§ Stored records:
+-------+

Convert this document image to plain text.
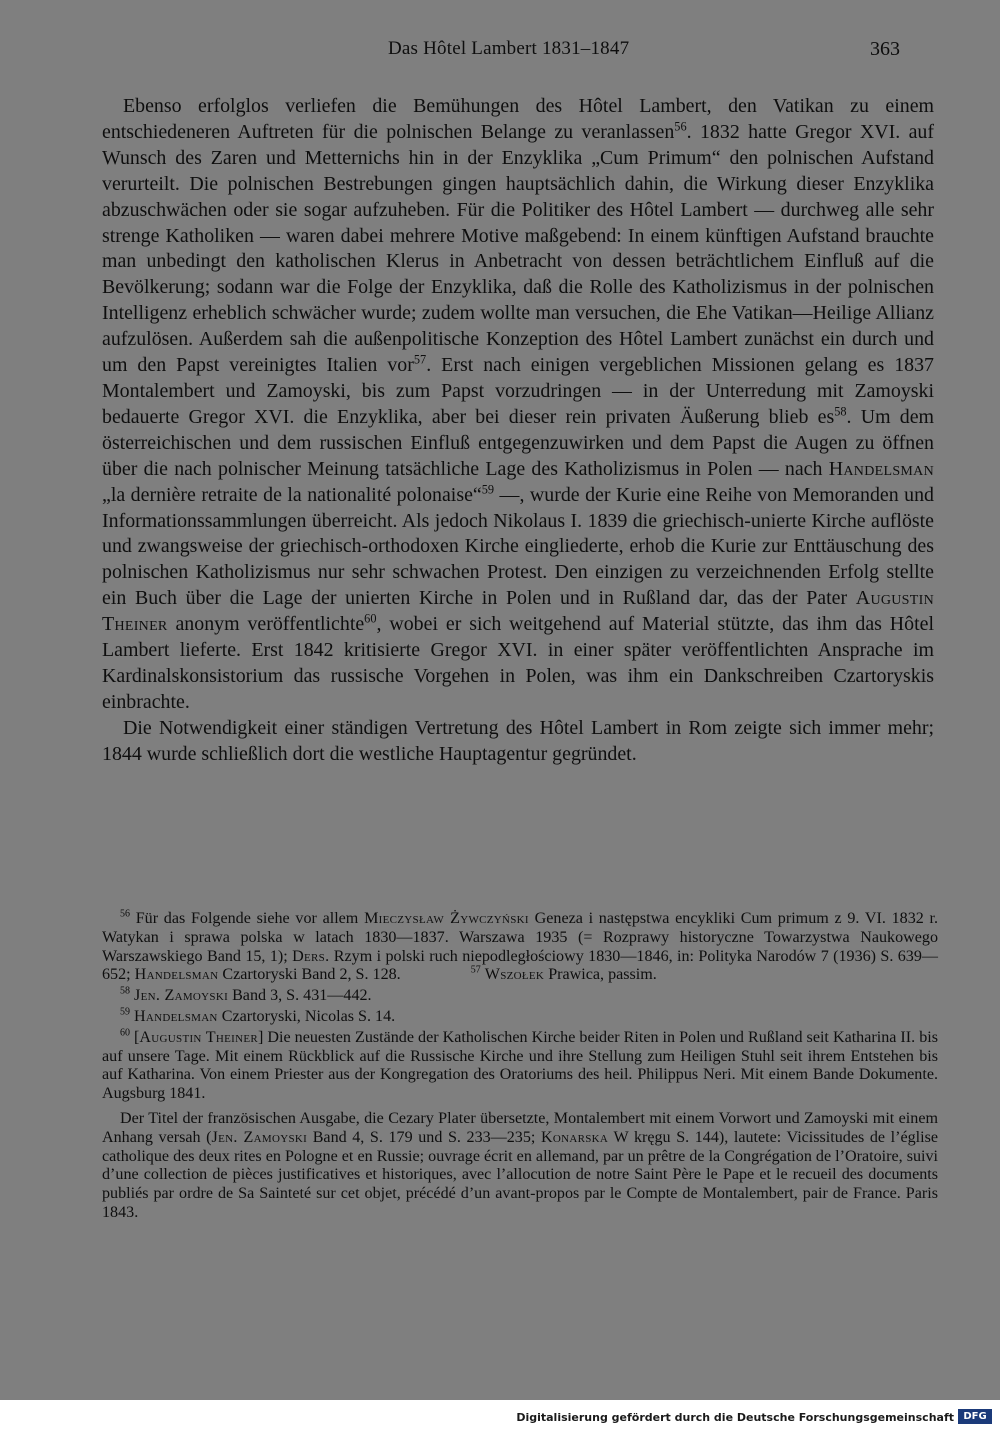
Das Hôtel Lambert 1831–1847	363

Ebenso erfolglos verliefen die Bemühungen des Hôtel Lambert, den Vatikan zu einem entschiedeneren Auftreten für die polnischen Belange zu veranlassen$^{56}$. 1832 hatte Gregor XVI. auf Wunsch des Zaren und Metternichs hin in der Enzyklika „Cum Primum“ den polnischen Aufstand verurteilt. Die polnischen Bestrebungen gingen hauptsächlich dahin, die Wirkung dieser Enzyklika abzuschwächen oder sie sogar aufzuheben. Für die Politiker des Hôtel Lambert — durchweg alle sehr strenge Katholiken — waren dabei mehrere Motive maßgebend: In einem künftigen Aufstand brauchte man unbedingt den katholischen Klerus in Anbetracht von dessen beträchtlichem Einfluß auf die Bevölkerung; sodann war die Folge der Enzyklika, daß die Rolle des Katholizismus in der polnischen Intelligenz erheblich schwächer wurde; zudem wollte man versuchen, die Ehe Vatikan—Heilige Allianz aufzulösen. Außerdem sah die außenpolitische Konzeption des Hôtel Lambert zunächst ein durch und um den Papst vereinigtes Italien vor$^{57}$. Erst nach einigen vergeblichen Missionen gelang es 1837 Montalembert und Zamoyski, bis zum Papst vorzudringen — in der Unterredung mit Zamoyski bedauerte Gregor XVI. die Enzyklika, aber bei dieser rein privaten Äußerung blieb $es^{58}$. Um dem österreichischen und dem russischen Einfluß entgegenzuwirken und dem Papst die Augen zu öffnen über die nach polnischer Meinung tatsächliche Lage des Katholizismus in Polen — nach Handelsman „la dernière retraite de la nationalité polonaise“$^{59}$ —, wurde der Kurie eine Reihe von Memoranden und Informationssammlungen überreicht. Als jedoch Nikolaus I. 1839 die griechisch-unierte Kirche auflöste und zwangsweise der griechisch-orthodoxen Kirche eingliederte, erhob die Kurie zur Enttäuschung des polnischen Katholizismus nur sehr schwachen Protest. Den einzigen zu verzeichnenden Erfolg stellte ein Buch über die Lage der unierten Kirche in Polen und in Rußland dar, das der Pater Augustin Theiner anonym veröffentlichte$^{60}$, wobei er sich weitgehend auf Material stützte, das ihm das Hôtel Lambert lieferte. Erst 1842 kritisierte Gregor XVI. in einer später veröffentlichten Ansprache im Kardinalskonsistorium das russische Vorgehen in Polen, was ihm ein Dankschreiben Czartoryskis einbrachte.

Die Notwendigkeit einer ständigen Vertretung des Hôtel Lambert in Rom zeigte sich immer mehr; 1844 wurde schließlich dort die westliche Hauptagentur gegründet.

$^{56}$ Für das Folgende siehe vor allem Mieczysław Żywczyński Geneza i następstwa encykliki Cum primum z 9. VI. 1832 r. Watykan i sprawa polska w latach 1830—1837. Warszawa 1935 (= Rozprawy historyczne Towarzystwa Naukowego Warszawskiego Band 15, 1); Ders. Rzym i polski ruch niepodległościowy 1830—1846, in: Polityka Narodów 7 (1936) S. 639—652; Handelsman Czartoryski Band 2, S. 128.	$^{57}$ Wszołek Prawica, passim.

$^{58}$ Jen. Zamoyski Band 3, S. 431—442.

$^{59}$ Handelsman Czartoryski, Nicolas S. 14.

$^{60}$ [Augustin Theiner] Die neuesten Zustände der Katholischen Kirche beider Riten in Polen und Rußland seit Katharina II. bis auf unsere Tage. Mit einem Rückblick auf die Russische Kirche und ihre Stellung zum Heiligen Stuhl seit ihrem Entstehen bis auf Katharina. Von einem Priester aus der Kongregation des Oratoriums des heil. Philippus Neri. Mit einem Bande Dokumente. Augsburg 1841.

Der Titel der französischen Ausgabe, die Cezary Plater übersetzte, Montalembert mit einem Vorwort und Zamoyski mit einem Anhang versah (Jen. Zamoyski Band 4, S. 179 und S. 233—235; Konarska W kręgu S. 144), lautete: Vicissitudes de l’église catholique des deux rites en Pologne et en Russie; ouvrage écrit en allemand, par un prêtre de la Congrégation de l’Oratoire, suivi d’une collection de pièces justificatives et historiques, avec l’allocution de notre Saint Père le Pape et le recueil des documents publiés par ordre de Sa Sainteté sur cet objet, précédé d’un avant-propos par le Compte de Montalembert, pair de France. Paris 1843.

Digitalisierung gefördert durch die Deutsche Forschungsgemeinschaft DFG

+-------+

§ Task statement:
Pictures excluded, quote all the data above exactly.

§ Result:
Convert this document image to plain text.
Das Hôtel Lambert 1831–1847	363

Ebenso erfolglos verliefen die Bemühungen des Hôtel Lambert, den Vatikan zu einem entschiedeneren Auftreten für die polnischen Belange zu veranlassen$^{56}$. 1832 hatte Gregor XVI. auf Wunsch des Zaren und Metternichs hin in der Enzyklika „Cum Primum“ den polnischen Aufstand verurteilt. Die polnischen Bestrebungen gingen hauptsächlich dahin, die Wirkung dieser Enzyklika abzuschwächen oder sie sogar aufzuheben. Für die Politiker des Hôtel Lambert — durchweg alle sehr strenge Katholiken — waren dabei mehrere Motive maßgebend: In einem künftigen Aufstand brauchte man unbedingt den katholischen Klerus in Anbetracht von dessen beträchtlichem Einfluß auf die Bevölkerung; sodann war die Folge der Enzyklika, daß die Rolle des Katholizismus in der polnischen Intelligenz erheblich schwächer wurde; zudem wollte man versuchen, die Ehe Vatikan—Heilige Allianz aufzulösen. Außerdem sah die außenpolitische Konzeption des Hôtel Lambert zunächst ein durch und um den Papst vereinigtes Italien vor$^{57}$. Erst nach einigen vergeblichen Missionen gelang es 1837 Montalembert und Zamoyski, bis zum Papst vorzudringen — in der Unterredung mit Zamoyski bedauerte Gregor XVI. die Enzyklika, aber bei dieser rein privaten Äußerung blieb $es^{58}$. Um dem österreichischen und dem russischen Einfluß entgegenzuwirken und dem Papst die Augen zu öffnen über die nach polnischer Meinung tatsächliche Lage des Katholizismus in Polen — nach Handelsman „la dernière retraite de la nationalité polonaise“$^{59}$ —, wurde der Kurie eine Reihe von Memoranden und Informationssammlungen überreicht. Als jedoch Nikolaus I. 1839 die griechisch-unierte Kirche auflöste und zwangsweise der griechisch-orthodoxen Kirche eingliederte, erhob die Kurie zur Enttäuschung des polnischen Katholizismus nur sehr schwachen Protest. Den einzigen zu verzeichnenden Erfolg stellte ein Buch über die Lage der unierten Kirche in Polen und in Rußland dar, das der Pater Augustin Theiner anonym veröffentlichte$^{60}$, wobei er sich weitgehend auf Material stützte, das ihm das Hôtel Lambert lieferte. Erst 1842 kritisierte Gregor XVI. in einer später veröffentlichten Ansprache im Kardinalskonsistorium das russische Vorgehen in Polen, was ihm ein Dankschreiben Czartoryskis einbrachte.

Die Notwendigkeit einer ständigen Vertretung des Hôtel Lambert in Rom zeigte sich immer mehr; 1844 wurde schließlich dort die westliche Hauptagentur gegründet.

$^{56}$ Für das Folgende siehe vor allem Mieczysław Żywczyński Geneza i następstwa encykliki Cum primum z 9. VI. 1832 r. Watykan i sprawa polska w latach 1830—1837. Warszawa 1935 (= Rozprawy historyczne Towarzystwa Naukowego Warszawskiego Band 15, 1); Ders. Rzym i polski ruch niepodległościowy 1830—1846, in: Polityka Narodów 7 (1936) S. 639—652; Handelsman Czartoryski Band 2, S. 128.	$^{57}$ Wszołek Prawica, passim.

$^{58}$ Jen. Zamoyski Band 3, S. 431—442.

$^{59}$ Handelsman Czartoryski, Nicolas S. 14.

$^{60}$ [Augustin Theiner] Die neuesten Zustände der Katholischen Kirche beider Riten in Polen und Rußland seit Katharina II. bis auf unsere Tage. Mit einem Rückblick auf die Russische Kirche und ihre Stellung zum Heiligen Stuhl seit ihrem Entstehen bis auf Katharina. Von einem Priester aus der Kongregation des Oratoriums des heil. Philippus Neri. Mit einem Bande Dokumente. Augsburg 1841.

Der Titel der französischen Ausgabe, die Cezary Plater übersetzte, Montalembert mit einem Vorwort und Zamoyski mit einem Anhang versah (Jen. Zamoyski Band 4, S. 179 und S. 233—235; Konarska W kręgu S. 144), lautete: Vicissitudes de l’église catholique des deux rites en Pologne et en Russie; ouvrage écrit en allemand, par un prêtre de la Congrégation de l’Oratoire, suivi d’une collection de pièces justificatives et historiques, avec l’allocution de notre Saint Père le Pape et le recueil des documents publiés par ordre de Sa Sainteté sur cet objet, précédé d’un avant-propos par le Compte de Montalembert, pair de France. Paris 1843.

Digitalisierung gefördert durch die Deutsche Forschungsgemeinschaft DFG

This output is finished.